**STATED TASK**
Reproduce the listing below without changes, except that pictures are left out.

**STORED DATA**
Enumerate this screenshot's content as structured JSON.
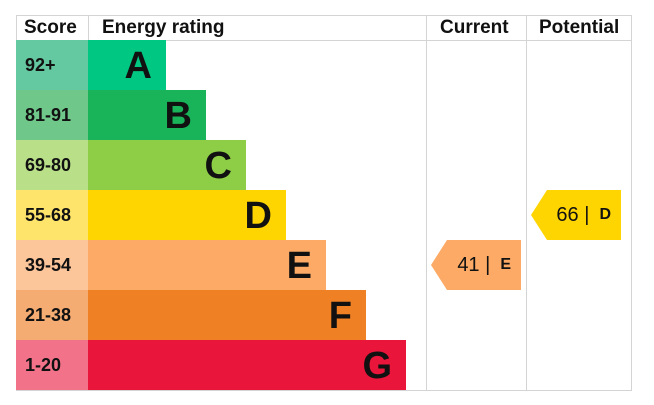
{
  "headers": {
    "score": "Score",
    "rating": "Energy rating",
    "current": "Current",
    "potential": "Potential"
  },
  "chart_data": {
    "type": "bar",
    "categories": [
      "A",
      "B",
      "C",
      "D",
      "E",
      "F",
      "G"
    ],
    "score_ranges": [
      "92+",
      "81-91",
      "69-80",
      "55-68",
      "39-54",
      "21-38",
      "1-20"
    ],
    "colors": [
      "#00c781",
      "#19b459",
      "#8dce46",
      "#ffd500",
      "#fcaa65",
      "#ef8023",
      "#e9153b"
    ],
    "score_colors": [
      "#64c8a1",
      "#6fc78a",
      "#b9df89",
      "#ffe46b",
      "#fdc59a",
      "#f4ac72",
      "#f27389"
    ],
    "current": {
      "value": 41,
      "band": "E",
      "sep": "|",
      "color": "#fcaa65"
    },
    "potential": {
      "value": 66,
      "band": "D",
      "sep": "|",
      "color": "#ffd500"
    }
  }
}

**SOLUTION FOR THIS EXERCISE**
Enumerate this screenshot's content as structured JSON.
{
  "headers": {
    "score": "Score",
    "rating": "Energy rating",
    "current": "Current",
    "potential": "Potential"
  },
  "chart_data": {
    "type": "bar",
    "categories": [
      "A",
      "B",
      "C",
      "D",
      "E",
      "F",
      "G"
    ],
    "score_ranges": [
      "92+",
      "81-91",
      "69-80",
      "55-68",
      "39-54",
      "21-38",
      "1-20"
    ],
    "colors": [
      "#00c781",
      "#19b459",
      "#8dce46",
      "#ffd500",
      "#fcaa65",
      "#ef8023",
      "#e9153b"
    ],
    "score_colors": [
      "#64c8a1",
      "#6fc78a",
      "#b9df89",
      "#ffe46b",
      "#fdc59a",
      "#f4ac72",
      "#f27389"
    ],
    "current": {
      "value": 41,
      "band": "E",
      "sep": "|",
      "color": "#fcaa65"
    },
    "potential": {
      "value": 66,
      "band": "D",
      "sep": "|",
      "color": "#ffd500"
    }
  }
}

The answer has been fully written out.